What is required:
Repeat the listing below in full, exactly as it stands.

Items listed in a dataset
========================
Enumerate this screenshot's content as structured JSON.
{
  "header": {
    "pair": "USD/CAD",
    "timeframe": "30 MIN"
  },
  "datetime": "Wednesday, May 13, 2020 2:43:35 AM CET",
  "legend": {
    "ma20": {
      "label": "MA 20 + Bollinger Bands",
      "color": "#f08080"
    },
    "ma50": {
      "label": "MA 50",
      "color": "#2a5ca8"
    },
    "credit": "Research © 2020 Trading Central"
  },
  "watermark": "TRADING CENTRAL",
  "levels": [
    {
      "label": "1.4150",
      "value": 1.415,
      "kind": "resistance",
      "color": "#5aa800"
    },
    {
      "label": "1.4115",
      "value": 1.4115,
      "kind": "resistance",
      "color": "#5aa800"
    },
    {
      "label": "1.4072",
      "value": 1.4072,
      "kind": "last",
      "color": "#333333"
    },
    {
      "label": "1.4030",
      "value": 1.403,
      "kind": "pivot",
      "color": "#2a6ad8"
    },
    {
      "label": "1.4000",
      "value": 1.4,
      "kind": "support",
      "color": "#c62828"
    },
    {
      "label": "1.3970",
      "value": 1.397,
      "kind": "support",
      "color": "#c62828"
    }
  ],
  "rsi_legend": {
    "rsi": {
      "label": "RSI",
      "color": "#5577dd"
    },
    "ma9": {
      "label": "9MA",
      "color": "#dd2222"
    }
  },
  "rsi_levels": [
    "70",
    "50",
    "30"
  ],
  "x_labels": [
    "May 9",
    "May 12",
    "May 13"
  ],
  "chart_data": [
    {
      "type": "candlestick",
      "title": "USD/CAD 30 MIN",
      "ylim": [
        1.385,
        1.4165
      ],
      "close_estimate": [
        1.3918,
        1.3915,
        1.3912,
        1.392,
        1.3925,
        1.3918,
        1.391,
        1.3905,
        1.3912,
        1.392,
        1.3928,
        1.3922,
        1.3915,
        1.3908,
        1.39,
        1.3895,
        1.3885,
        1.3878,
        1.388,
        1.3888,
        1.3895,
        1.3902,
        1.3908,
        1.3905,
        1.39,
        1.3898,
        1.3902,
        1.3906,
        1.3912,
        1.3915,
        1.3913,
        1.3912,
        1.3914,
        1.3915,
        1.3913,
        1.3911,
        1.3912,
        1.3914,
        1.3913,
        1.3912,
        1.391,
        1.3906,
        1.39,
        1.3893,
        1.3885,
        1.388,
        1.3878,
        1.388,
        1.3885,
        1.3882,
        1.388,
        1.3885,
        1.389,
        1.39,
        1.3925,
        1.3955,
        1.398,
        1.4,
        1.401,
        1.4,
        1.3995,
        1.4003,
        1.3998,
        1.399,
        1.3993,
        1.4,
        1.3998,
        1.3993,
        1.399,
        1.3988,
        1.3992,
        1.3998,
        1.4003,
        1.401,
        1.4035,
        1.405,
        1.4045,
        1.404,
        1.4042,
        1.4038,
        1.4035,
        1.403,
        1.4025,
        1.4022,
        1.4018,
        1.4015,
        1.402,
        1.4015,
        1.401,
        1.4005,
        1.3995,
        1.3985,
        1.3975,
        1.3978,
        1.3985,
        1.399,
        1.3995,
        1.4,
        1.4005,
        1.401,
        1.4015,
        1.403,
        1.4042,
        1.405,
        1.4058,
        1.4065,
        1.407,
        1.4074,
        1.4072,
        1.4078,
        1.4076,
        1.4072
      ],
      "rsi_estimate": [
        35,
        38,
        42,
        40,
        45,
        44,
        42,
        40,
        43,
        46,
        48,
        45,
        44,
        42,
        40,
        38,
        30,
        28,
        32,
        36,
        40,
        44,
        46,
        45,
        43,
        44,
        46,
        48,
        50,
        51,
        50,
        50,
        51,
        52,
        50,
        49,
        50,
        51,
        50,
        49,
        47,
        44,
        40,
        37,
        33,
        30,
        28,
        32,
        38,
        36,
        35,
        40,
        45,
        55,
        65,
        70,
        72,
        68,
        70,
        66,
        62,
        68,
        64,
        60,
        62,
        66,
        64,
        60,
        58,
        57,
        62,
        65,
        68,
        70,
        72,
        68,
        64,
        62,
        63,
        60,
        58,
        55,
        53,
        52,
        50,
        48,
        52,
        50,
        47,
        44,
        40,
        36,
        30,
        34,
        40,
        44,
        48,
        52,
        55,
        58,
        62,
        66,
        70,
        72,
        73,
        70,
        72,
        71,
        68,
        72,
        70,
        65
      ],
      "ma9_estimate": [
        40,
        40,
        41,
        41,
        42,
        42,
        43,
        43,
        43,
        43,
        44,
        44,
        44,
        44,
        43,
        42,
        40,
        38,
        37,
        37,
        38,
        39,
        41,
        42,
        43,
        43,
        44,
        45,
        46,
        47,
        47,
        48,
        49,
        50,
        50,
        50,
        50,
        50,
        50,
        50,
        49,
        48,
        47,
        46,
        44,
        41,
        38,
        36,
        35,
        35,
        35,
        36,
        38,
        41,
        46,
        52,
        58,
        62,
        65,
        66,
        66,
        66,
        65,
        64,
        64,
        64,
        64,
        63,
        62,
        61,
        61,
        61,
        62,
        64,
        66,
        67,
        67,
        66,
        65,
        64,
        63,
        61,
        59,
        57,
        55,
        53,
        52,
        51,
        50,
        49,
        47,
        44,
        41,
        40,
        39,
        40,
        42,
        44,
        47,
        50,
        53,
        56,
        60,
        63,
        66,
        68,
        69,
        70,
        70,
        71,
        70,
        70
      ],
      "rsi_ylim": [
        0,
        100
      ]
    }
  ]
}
========================
Correct response:
Enumerate this screenshot's content as structured JSON.
{
  "header": {
    "pair": "USD/CAD",
    "timeframe": "30 MIN"
  },
  "datetime": "Wednesday, May 13, 2020 2:43:35 AM CET",
  "legend": {
    "ma20": {
      "label": "MA 20 + Bollinger Bands",
      "color": "#f08080"
    },
    "ma50": {
      "label": "MA 50",
      "color": "#2a5ca8"
    },
    "credit": "Research © 2020 Trading Central"
  },
  "watermark": "TRADING CENTRAL",
  "levels": [
    {
      "label": "1.4150",
      "value": 1.415,
      "kind": "resistance",
      "color": "#5aa800"
    },
    {
      "label": "1.4115",
      "value": 1.4115,
      "kind": "resistance",
      "color": "#5aa800"
    },
    {
      "label": "1.4072",
      "value": 1.4072,
      "kind": "last",
      "color": "#333333"
    },
    {
      "label": "1.4030",
      "value": 1.403,
      "kind": "pivot",
      "color": "#2a6ad8"
    },
    {
      "label": "1.4000",
      "value": 1.4,
      "kind": "support",
      "color": "#c62828"
    },
    {
      "label": "1.3970",
      "value": 1.397,
      "kind": "support",
      "color": "#c62828"
    }
  ],
  "rsi_legend": {
    "rsi": {
      "label": "RSI",
      "color": "#5577dd"
    },
    "ma9": {
      "label": "9MA",
      "color": "#dd2222"
    }
  },
  "rsi_levels": [
    "70",
    "50",
    "30"
  ],
  "x_labels": [
    "May 9",
    "May 12",
    "May 13"
  ],
  "chart_data": [
    {
      "type": "candlestick",
      "title": "USD/CAD 30 MIN",
      "ylim": [
        1.385,
        1.4165
      ],
      "close_estimate": [
        1.3918,
        1.3915,
        1.3912,
        1.392,
        1.3925,
        1.3918,
        1.391,
        1.3905,
        1.3912,
        1.392,
        1.3928,
        1.3922,
        1.3915,
        1.3908,
        1.39,
        1.3895,
        1.3885,
        1.3878,
        1.388,
        1.3888,
        1.3895,
        1.3902,
        1.3908,
        1.3905,
        1.39,
        1.3898,
        1.3902,
        1.3906,
        1.3912,
        1.3915,
        1.3913,
        1.3912,
        1.3914,
        1.3915,
        1.3913,
        1.3911,
        1.3912,
        1.3914,
        1.3913,
        1.3912,
        1.391,
        1.3906,
        1.39,
        1.3893,
        1.3885,
        1.388,
        1.3878,
        1.388,
        1.3885,
        1.3882,
        1.388,
        1.3885,
        1.389,
        1.39,
        1.3925,
        1.3955,
        1.398,
        1.4,
        1.401,
        1.4,
        1.3995,
        1.4003,
        1.3998,
        1.399,
        1.3993,
        1.4,
        1.3998,
        1.3993,
        1.399,
        1.3988,
        1.3992,
        1.3998,
        1.4003,
        1.401,
        1.4035,
        1.405,
        1.4045,
        1.404,
        1.4042,
        1.4038,
        1.4035,
        1.403,
        1.4025,
        1.4022,
        1.4018,
        1.4015,
        1.402,
        1.4015,
        1.401,
        1.4005,
        1.3995,
        1.3985,
        1.3975,
        1.3978,
        1.3985,
        1.399,
        1.3995,
        1.4,
        1.4005,
        1.401,
        1.4015,
        1.403,
        1.4042,
        1.405,
        1.4058,
        1.4065,
        1.407,
        1.4074,
        1.4072,
        1.4078,
        1.4076,
        1.4072
      ],
      "rsi_estimate": [
        35,
        38,
        42,
        40,
        45,
        44,
        42,
        40,
        43,
        46,
        48,
        45,
        44,
        42,
        40,
        38,
        30,
        28,
        32,
        36,
        40,
        44,
        46,
        45,
        43,
        44,
        46,
        48,
        50,
        51,
        50,
        50,
        51,
        52,
        50,
        49,
        50,
        51,
        50,
        49,
        47,
        44,
        40,
        37,
        33,
        30,
        28,
        32,
        38,
        36,
        35,
        40,
        45,
        55,
        65,
        70,
        72,
        68,
        70,
        66,
        62,
        68,
        64,
        60,
        62,
        66,
        64,
        60,
        58,
        57,
        62,
        65,
        68,
        70,
        72,
        68,
        64,
        62,
        63,
        60,
        58,
        55,
        53,
        52,
        50,
        48,
        52,
        50,
        47,
        44,
        40,
        36,
        30,
        34,
        40,
        44,
        48,
        52,
        55,
        58,
        62,
        66,
        70,
        72,
        73,
        70,
        72,
        71,
        68,
        72,
        70,
        65
      ],
      "ma9_estimate": [
        40,
        40,
        41,
        41,
        42,
        42,
        43,
        43,
        43,
        43,
        44,
        44,
        44,
        44,
        43,
        42,
        40,
        38,
        37,
        37,
        38,
        39,
        41,
        42,
        43,
        43,
        44,
        45,
        46,
        47,
        47,
        48,
        49,
        50,
        50,
        50,
        50,
        50,
        50,
        50,
        49,
        48,
        47,
        46,
        44,
        41,
        38,
        36,
        35,
        35,
        35,
        36,
        38,
        41,
        46,
        52,
        58,
        62,
        65,
        66,
        66,
        66,
        65,
        64,
        64,
        64,
        64,
        63,
        62,
        61,
        61,
        61,
        62,
        64,
        66,
        67,
        67,
        66,
        65,
        64,
        63,
        61,
        59,
        57,
        55,
        53,
        52,
        51,
        50,
        49,
        47,
        44,
        41,
        40,
        39,
        40,
        42,
        44,
        47,
        50,
        53,
        56,
        60,
        63,
        66,
        68,
        69,
        70,
        70,
        71,
        70,
        70
      ],
      "rsi_ylim": [
        0,
        100
      ]
    }
  ]
}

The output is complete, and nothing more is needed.